─── DATA LINES ───
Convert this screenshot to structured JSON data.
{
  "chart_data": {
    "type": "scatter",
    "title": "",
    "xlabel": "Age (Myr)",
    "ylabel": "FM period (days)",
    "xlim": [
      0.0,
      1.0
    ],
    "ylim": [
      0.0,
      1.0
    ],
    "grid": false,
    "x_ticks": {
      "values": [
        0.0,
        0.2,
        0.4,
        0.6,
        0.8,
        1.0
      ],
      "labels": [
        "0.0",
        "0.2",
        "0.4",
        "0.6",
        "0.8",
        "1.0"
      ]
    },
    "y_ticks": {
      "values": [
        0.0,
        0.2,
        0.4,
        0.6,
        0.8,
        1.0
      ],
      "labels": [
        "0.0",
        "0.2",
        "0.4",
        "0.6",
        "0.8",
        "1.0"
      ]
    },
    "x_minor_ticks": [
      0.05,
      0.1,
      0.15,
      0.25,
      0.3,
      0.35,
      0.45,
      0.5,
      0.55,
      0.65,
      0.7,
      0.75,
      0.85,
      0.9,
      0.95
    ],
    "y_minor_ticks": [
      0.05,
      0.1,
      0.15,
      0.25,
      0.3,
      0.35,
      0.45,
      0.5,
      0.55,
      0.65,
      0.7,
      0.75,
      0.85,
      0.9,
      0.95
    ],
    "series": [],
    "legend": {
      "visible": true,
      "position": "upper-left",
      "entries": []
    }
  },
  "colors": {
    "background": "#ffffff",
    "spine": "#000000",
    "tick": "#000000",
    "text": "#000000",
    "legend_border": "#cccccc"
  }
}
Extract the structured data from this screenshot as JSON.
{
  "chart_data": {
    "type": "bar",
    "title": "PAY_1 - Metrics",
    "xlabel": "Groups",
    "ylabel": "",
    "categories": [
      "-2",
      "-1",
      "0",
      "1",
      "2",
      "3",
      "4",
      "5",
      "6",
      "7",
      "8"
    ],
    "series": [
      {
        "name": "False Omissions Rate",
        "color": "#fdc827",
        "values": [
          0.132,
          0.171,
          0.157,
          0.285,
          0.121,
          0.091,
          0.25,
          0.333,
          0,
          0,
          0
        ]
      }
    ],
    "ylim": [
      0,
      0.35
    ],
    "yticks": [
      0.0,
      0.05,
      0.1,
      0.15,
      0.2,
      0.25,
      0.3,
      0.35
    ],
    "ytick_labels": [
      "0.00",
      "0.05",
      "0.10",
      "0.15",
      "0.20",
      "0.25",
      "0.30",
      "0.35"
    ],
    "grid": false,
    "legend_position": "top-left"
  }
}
───
─── DATA LINES ───
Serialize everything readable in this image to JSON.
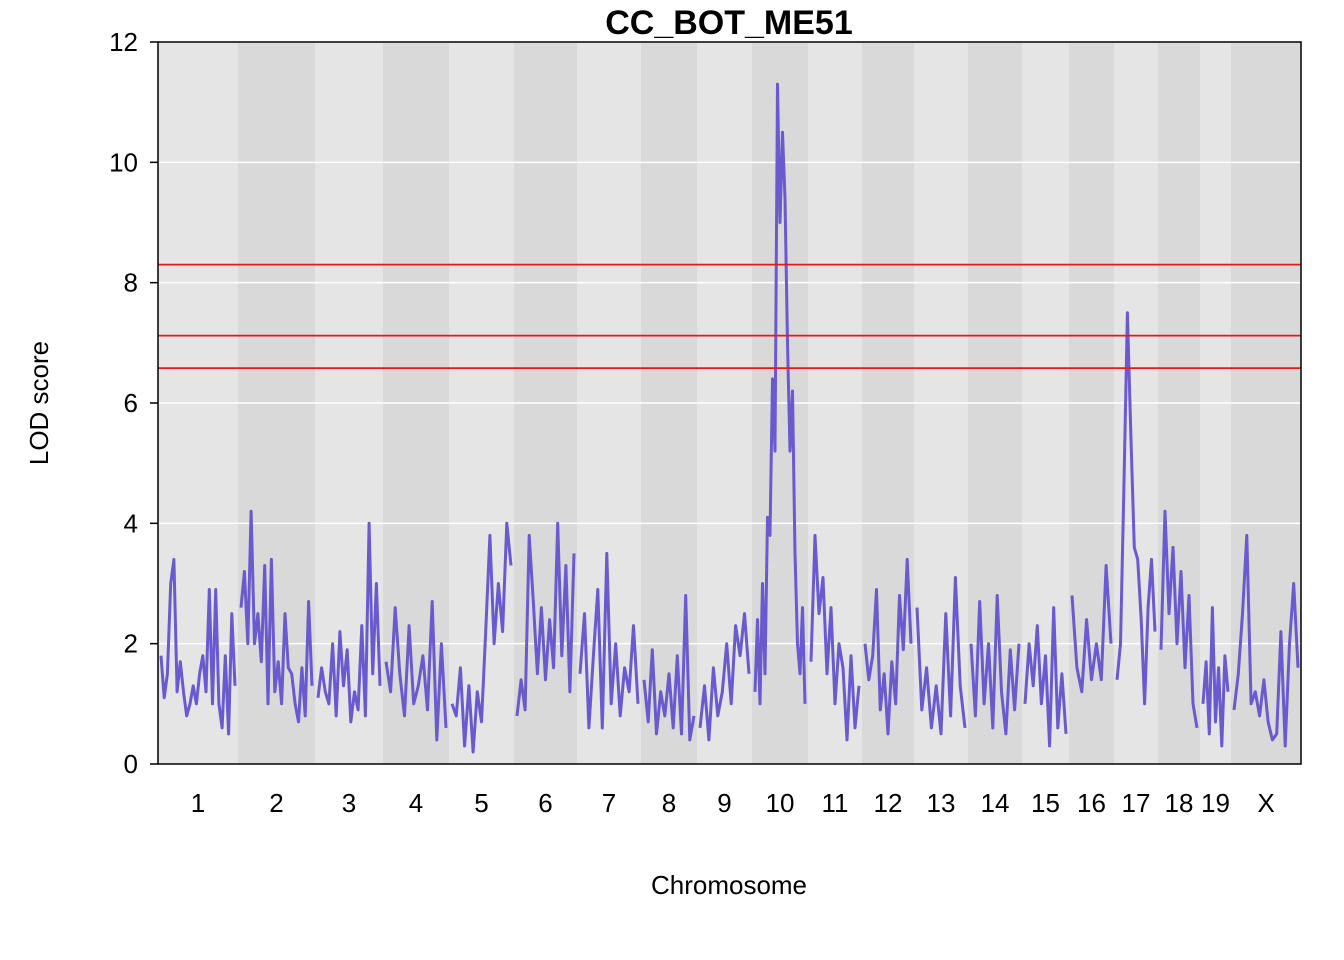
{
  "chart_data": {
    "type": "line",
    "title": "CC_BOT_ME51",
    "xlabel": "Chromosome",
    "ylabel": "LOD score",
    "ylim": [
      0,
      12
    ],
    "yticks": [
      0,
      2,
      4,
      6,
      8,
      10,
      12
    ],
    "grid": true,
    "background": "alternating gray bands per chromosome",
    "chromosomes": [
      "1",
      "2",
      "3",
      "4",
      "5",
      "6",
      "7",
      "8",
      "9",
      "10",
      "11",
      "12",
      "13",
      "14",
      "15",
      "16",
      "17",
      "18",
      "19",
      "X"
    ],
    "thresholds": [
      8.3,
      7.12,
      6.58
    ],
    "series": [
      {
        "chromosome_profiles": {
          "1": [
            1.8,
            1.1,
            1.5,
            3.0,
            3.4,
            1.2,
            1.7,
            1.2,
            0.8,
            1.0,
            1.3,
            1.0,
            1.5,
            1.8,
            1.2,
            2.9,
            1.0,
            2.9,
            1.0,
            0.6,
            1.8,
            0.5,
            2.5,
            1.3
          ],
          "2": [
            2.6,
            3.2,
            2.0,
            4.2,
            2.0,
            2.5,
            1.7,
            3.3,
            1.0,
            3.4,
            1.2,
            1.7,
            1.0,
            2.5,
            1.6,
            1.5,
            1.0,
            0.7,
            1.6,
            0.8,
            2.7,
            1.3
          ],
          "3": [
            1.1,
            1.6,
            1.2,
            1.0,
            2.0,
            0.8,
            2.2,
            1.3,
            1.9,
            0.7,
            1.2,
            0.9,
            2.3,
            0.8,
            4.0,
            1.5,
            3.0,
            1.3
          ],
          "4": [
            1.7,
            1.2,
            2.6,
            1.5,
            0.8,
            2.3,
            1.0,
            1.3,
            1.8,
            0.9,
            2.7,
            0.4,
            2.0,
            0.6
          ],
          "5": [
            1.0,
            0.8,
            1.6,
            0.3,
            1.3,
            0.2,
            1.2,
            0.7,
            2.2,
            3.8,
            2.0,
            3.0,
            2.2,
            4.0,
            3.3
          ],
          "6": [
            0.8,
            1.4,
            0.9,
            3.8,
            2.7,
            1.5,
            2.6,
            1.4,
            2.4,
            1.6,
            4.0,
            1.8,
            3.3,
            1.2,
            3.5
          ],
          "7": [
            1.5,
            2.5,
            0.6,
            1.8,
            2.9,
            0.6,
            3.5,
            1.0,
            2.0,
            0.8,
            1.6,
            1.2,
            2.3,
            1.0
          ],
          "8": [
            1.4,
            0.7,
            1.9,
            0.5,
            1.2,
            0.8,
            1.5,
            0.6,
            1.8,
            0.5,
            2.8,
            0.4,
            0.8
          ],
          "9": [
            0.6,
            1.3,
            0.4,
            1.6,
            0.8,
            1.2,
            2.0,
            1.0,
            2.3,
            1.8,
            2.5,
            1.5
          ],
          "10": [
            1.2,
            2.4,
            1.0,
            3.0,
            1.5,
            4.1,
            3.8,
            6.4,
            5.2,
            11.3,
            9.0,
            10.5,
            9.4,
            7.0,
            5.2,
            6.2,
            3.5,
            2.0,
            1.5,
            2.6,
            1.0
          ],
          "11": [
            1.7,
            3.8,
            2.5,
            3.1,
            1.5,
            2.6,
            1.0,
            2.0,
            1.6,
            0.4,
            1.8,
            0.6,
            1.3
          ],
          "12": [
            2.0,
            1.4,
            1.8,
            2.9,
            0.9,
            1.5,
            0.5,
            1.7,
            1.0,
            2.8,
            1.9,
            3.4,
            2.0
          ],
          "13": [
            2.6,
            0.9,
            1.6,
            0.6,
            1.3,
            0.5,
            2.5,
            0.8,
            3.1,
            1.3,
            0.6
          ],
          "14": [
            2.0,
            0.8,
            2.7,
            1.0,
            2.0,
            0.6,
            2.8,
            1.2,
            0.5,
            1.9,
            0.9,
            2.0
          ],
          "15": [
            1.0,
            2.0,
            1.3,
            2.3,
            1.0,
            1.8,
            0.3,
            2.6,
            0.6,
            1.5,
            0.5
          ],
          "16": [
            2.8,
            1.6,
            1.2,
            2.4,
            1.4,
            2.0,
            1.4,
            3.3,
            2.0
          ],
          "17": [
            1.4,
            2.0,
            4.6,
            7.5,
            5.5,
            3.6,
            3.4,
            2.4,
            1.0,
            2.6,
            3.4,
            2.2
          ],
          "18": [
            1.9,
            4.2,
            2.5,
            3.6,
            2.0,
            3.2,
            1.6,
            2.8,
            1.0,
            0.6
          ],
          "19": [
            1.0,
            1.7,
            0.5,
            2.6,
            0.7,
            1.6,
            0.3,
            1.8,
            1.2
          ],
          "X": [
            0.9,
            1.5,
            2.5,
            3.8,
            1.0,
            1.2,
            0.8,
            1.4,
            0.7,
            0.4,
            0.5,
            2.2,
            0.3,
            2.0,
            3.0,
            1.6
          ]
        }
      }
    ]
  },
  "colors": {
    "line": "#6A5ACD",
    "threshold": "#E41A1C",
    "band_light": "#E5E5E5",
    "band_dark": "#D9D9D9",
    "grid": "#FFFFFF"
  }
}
───
:: STATED EXERCISE ::
Search the lines for "left". Copy each line that has it.

:: TASK RESULT ::
      "position": "upper-left",
    "legend_position": "top-left"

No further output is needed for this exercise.